● Work instructions
State how many lines in the records hold the word "name", giving the number and no other text.

[Part of a data file]
===

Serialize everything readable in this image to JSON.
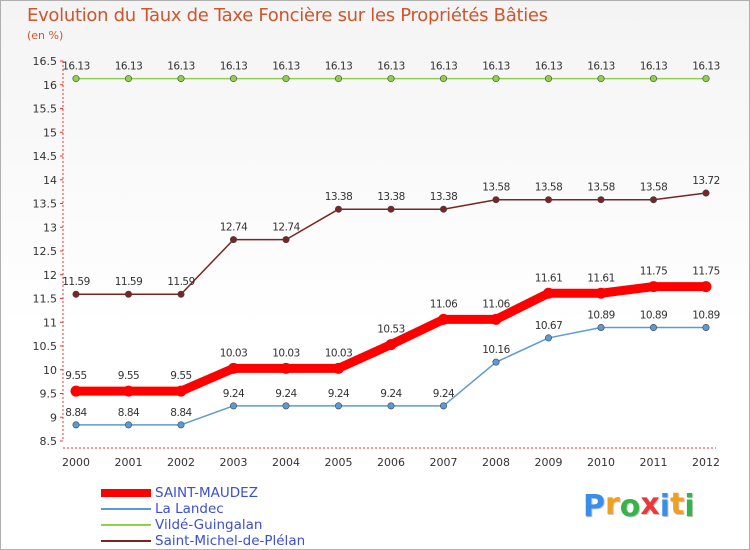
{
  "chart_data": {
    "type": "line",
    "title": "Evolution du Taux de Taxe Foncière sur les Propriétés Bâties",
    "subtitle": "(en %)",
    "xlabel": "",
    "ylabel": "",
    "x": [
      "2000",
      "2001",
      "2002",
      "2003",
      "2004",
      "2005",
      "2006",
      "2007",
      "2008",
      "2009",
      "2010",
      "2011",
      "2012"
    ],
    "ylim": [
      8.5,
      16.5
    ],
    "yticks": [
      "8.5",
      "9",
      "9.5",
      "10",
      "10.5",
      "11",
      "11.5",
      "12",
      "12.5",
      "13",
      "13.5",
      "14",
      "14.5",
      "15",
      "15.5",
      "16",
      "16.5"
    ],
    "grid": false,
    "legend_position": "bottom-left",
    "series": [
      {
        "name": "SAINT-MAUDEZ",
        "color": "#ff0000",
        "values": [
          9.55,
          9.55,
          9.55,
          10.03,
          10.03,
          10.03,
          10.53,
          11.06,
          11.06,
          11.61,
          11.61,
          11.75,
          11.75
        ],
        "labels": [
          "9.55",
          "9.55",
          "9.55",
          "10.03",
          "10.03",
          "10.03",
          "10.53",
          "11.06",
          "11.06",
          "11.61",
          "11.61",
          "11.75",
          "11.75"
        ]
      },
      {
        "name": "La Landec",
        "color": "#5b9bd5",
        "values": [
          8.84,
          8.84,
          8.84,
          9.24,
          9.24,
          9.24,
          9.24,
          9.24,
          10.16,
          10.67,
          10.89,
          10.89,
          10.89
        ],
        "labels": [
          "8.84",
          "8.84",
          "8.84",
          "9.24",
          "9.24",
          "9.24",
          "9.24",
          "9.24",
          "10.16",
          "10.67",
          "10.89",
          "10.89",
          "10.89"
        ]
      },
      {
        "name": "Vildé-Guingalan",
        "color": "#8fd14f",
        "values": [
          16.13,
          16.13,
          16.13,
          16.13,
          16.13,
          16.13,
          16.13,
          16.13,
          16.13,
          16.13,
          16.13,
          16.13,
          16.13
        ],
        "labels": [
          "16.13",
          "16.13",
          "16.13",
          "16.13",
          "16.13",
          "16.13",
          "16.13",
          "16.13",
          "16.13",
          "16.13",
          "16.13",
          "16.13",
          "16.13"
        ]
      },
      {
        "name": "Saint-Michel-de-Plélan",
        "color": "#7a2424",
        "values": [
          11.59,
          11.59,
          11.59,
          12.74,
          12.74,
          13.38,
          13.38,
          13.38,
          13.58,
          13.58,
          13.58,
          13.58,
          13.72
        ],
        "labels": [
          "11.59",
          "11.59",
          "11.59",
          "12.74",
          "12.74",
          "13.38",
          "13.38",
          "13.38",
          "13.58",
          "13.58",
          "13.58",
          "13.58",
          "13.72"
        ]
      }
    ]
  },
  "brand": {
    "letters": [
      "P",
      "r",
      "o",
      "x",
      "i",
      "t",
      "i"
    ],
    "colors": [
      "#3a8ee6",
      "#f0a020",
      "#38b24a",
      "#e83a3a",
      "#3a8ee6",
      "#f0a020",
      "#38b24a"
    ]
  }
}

===

● Exercise solution
4